Exercise directions: Restate the records that follow word for word; no pictures should appear.

====== Given entries ======

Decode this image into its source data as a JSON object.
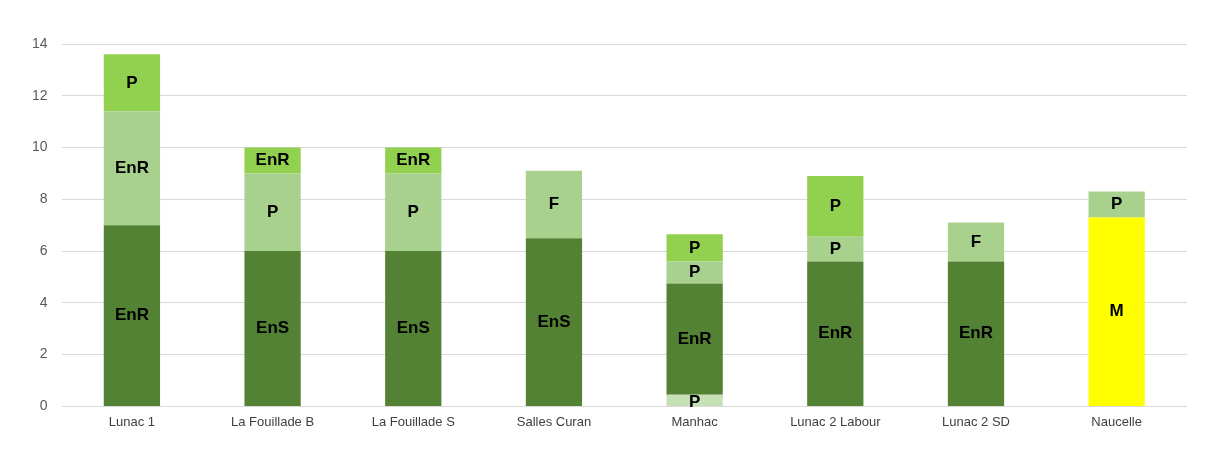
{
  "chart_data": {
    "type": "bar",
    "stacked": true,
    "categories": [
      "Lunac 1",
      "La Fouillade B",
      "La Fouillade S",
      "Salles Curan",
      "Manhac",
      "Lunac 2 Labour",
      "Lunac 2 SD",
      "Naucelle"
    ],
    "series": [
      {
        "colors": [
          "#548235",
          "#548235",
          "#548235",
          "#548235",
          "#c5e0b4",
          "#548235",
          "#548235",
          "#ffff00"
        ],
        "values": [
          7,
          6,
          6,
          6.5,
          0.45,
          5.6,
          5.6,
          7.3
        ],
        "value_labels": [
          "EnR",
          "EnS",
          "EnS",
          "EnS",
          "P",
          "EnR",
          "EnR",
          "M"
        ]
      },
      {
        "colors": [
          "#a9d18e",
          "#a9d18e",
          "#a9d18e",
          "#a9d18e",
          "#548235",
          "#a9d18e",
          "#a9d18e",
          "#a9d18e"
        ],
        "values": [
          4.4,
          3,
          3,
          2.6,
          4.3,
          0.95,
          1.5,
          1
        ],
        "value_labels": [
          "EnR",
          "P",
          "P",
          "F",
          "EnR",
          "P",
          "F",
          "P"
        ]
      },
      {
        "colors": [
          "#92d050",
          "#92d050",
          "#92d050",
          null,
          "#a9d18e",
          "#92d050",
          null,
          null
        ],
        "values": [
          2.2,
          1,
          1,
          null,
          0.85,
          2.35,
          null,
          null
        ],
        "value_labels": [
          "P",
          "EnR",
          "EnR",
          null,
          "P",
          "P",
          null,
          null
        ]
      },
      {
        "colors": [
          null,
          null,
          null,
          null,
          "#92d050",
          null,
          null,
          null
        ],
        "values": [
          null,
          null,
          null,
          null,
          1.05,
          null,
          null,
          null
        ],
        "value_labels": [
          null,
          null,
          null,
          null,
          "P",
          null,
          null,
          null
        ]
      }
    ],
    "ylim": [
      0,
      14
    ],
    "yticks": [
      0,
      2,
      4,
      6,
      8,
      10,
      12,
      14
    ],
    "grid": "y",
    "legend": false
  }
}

======

Problem solution:
Decode this image into its source data as a JSON object.
{
  "chart_data": {
    "type": "bar",
    "stacked": true,
    "categories": [
      "Lunac 1",
      "La Fouillade B",
      "La Fouillade S",
      "Salles Curan",
      "Manhac",
      "Lunac 2 Labour",
      "Lunac 2 SD",
      "Naucelle"
    ],
    "series": [
      {
        "colors": [
          "#548235",
          "#548235",
          "#548235",
          "#548235",
          "#c5e0b4",
          "#548235",
          "#548235",
          "#ffff00"
        ],
        "values": [
          7,
          6,
          6,
          6.5,
          0.45,
          5.6,
          5.6,
          7.3
        ],
        "value_labels": [
          "EnR",
          "EnS",
          "EnS",
          "EnS",
          "P",
          "EnR",
          "EnR",
          "M"
        ]
      },
      {
        "colors": [
          "#a9d18e",
          "#a9d18e",
          "#a9d18e",
          "#a9d18e",
          "#548235",
          "#a9d18e",
          "#a9d18e",
          "#a9d18e"
        ],
        "values": [
          4.4,
          3,
          3,
          2.6,
          4.3,
          0.95,
          1.5,
          1
        ],
        "value_labels": [
          "EnR",
          "P",
          "P",
          "F",
          "EnR",
          "P",
          "F",
          "P"
        ]
      },
      {
        "colors": [
          "#92d050",
          "#92d050",
          "#92d050",
          null,
          "#a9d18e",
          "#92d050",
          null,
          null
        ],
        "values": [
          2.2,
          1,
          1,
          null,
          0.85,
          2.35,
          null,
          null
        ],
        "value_labels": [
          "P",
          "EnR",
          "EnR",
          null,
          "P",
          "P",
          null,
          null
        ]
      },
      {
        "colors": [
          null,
          null,
          null,
          null,
          "#92d050",
          null,
          null,
          null
        ],
        "values": [
          null,
          null,
          null,
          null,
          1.05,
          null,
          null,
          null
        ],
        "value_labels": [
          null,
          null,
          null,
          null,
          "P",
          null,
          null,
          null
        ]
      }
    ],
    "ylim": [
      0,
      14
    ],
    "yticks": [
      0,
      2,
      4,
      6,
      8,
      10,
      12,
      14
    ],
    "grid": "y",
    "legend": false
  }
}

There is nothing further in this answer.